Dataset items
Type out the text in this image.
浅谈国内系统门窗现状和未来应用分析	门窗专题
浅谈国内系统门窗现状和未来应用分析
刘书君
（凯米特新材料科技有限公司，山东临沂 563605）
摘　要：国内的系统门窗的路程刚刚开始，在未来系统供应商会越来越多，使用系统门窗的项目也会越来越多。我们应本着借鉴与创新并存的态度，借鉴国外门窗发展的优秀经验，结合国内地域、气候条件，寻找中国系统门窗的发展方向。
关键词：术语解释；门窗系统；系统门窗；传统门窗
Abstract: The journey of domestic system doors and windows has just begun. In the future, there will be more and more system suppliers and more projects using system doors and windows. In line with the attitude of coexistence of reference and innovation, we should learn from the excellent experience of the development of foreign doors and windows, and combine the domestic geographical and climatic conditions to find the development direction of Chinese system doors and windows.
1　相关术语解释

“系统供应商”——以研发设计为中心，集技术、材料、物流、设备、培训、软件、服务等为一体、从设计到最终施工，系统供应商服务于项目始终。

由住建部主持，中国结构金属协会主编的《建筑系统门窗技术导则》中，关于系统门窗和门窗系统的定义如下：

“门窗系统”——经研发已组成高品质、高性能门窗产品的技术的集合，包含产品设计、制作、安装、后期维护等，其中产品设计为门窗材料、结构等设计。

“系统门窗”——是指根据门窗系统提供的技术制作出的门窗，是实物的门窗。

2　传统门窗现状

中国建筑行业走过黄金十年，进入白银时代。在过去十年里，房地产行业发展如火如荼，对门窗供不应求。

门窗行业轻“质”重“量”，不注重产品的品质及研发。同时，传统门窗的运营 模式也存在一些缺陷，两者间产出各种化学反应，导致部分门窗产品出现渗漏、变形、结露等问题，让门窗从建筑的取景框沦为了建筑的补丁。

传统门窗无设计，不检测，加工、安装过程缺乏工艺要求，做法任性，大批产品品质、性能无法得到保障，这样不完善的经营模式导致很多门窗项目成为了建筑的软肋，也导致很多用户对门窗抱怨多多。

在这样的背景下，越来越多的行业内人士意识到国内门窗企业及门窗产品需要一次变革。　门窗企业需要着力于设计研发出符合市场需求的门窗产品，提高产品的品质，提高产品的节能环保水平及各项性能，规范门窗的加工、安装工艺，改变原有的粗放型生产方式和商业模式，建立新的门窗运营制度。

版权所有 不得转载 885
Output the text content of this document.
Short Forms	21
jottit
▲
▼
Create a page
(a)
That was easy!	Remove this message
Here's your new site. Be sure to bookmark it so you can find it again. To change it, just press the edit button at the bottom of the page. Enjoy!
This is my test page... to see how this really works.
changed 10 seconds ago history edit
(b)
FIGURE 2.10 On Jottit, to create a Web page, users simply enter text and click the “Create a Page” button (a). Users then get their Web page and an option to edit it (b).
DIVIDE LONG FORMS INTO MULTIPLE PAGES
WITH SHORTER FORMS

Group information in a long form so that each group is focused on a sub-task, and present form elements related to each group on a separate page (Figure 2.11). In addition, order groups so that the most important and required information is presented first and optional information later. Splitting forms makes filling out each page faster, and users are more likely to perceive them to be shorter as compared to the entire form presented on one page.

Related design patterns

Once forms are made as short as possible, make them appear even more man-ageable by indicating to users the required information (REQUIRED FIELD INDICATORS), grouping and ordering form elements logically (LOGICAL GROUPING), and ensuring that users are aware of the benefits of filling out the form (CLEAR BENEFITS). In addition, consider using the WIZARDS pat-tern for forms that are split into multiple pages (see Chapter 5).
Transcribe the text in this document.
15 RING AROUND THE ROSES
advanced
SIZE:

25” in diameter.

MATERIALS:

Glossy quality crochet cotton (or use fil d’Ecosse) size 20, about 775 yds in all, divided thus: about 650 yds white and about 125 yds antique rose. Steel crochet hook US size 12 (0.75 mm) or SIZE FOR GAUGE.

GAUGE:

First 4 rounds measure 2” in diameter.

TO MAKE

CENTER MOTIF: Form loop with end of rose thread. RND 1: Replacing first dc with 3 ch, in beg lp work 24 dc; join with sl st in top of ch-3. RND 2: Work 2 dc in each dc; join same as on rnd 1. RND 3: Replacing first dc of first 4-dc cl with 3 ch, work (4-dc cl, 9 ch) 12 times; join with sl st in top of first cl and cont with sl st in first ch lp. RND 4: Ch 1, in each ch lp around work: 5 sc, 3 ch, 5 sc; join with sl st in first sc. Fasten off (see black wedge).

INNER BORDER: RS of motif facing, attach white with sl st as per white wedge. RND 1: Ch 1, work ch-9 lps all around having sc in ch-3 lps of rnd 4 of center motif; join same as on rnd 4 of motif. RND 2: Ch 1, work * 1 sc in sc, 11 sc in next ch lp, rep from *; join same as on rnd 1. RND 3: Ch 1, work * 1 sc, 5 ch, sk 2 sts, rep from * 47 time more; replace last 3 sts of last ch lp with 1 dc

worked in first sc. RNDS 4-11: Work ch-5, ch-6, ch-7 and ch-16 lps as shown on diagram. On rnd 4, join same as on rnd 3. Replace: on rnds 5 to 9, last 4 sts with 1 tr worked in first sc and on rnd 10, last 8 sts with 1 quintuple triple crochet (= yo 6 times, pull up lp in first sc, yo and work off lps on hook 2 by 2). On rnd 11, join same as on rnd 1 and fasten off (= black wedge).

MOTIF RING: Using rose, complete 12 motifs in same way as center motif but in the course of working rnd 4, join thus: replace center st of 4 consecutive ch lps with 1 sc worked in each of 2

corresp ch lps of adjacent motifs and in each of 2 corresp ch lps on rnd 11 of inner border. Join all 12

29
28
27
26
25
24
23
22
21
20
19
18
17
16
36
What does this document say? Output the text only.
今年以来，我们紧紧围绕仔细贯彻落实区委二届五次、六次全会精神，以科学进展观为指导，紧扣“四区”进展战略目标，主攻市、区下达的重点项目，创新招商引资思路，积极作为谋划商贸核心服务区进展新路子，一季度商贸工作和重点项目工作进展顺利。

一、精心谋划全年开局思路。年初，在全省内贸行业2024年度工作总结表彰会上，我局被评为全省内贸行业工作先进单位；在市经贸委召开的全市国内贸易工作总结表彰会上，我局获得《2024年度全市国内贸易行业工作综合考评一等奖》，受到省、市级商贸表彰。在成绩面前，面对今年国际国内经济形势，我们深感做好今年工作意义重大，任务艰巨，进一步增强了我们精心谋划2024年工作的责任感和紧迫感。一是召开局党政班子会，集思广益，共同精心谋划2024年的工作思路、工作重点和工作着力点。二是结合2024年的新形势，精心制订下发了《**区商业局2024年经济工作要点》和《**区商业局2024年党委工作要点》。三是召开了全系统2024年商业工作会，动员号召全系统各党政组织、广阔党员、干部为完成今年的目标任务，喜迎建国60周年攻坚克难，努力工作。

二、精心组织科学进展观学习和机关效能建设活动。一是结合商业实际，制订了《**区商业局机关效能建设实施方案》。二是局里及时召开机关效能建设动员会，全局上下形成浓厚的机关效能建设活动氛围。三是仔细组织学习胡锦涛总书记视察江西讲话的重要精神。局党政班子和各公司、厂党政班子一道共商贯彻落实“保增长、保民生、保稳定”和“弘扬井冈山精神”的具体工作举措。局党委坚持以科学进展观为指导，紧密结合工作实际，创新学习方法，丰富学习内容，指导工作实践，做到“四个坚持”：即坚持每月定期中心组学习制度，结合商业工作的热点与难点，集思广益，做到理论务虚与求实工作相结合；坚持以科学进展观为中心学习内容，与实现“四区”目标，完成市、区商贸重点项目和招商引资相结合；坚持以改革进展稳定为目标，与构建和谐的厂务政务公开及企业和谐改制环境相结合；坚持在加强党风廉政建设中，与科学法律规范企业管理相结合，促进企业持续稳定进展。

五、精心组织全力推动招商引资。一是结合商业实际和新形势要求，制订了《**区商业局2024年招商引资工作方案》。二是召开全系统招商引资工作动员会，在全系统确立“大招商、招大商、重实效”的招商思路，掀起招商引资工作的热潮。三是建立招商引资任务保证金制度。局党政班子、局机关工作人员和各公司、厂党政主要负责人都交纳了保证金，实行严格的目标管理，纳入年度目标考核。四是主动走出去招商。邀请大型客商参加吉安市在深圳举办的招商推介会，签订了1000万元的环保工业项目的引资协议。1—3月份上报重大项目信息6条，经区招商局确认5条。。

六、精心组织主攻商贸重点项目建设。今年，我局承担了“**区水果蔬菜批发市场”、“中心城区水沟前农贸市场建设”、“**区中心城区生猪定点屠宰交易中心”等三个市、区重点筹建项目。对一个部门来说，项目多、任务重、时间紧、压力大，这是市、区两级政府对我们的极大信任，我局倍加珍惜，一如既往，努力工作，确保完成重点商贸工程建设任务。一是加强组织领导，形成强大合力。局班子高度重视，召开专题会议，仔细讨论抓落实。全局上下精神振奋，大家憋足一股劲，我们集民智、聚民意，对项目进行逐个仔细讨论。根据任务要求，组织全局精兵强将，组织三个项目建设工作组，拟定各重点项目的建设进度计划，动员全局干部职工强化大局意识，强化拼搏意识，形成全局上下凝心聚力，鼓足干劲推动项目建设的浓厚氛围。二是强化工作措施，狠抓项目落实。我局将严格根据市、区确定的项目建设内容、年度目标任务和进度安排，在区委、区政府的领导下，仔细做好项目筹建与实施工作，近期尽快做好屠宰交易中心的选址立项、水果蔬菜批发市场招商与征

AIM: Identify each line of the material where the word "浅谈国内系统门窗现状和未来应用分析" shows up, and copy it.

FINAL RESULT:
浅谈国内系统门窗现状和未来应用分析	门窗专题
浅谈国内系统门窗现状和未来应用分析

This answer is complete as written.